Exercise input
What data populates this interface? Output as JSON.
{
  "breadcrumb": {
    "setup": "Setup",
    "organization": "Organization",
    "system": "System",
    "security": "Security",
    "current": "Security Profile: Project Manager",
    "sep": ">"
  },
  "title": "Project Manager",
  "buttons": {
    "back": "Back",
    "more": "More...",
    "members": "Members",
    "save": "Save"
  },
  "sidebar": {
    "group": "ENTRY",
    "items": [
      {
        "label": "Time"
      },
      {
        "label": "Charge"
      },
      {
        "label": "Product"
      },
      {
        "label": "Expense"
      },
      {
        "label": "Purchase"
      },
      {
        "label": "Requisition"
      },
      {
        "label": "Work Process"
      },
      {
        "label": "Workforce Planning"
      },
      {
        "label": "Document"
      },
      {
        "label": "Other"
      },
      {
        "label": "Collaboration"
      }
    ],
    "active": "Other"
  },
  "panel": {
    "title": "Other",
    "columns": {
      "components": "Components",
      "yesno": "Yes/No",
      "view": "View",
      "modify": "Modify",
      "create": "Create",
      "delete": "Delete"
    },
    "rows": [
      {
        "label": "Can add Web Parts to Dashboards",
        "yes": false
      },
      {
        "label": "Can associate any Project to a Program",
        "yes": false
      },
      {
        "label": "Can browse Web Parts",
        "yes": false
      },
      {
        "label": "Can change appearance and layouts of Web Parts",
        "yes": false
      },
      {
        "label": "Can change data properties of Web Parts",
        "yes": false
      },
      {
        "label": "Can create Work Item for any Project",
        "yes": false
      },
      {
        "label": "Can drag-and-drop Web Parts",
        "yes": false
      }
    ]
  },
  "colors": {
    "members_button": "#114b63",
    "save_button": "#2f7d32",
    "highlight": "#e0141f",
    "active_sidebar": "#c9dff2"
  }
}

Task brief
Show the lines where the word "Project" appears in the entries.

Exercise result
    "current": "Security Profile: Project Manager",
  "title": "Project Manager",
        "label": "Can associate any Project to a Program",
        "label": "Can create Work Item for any Project",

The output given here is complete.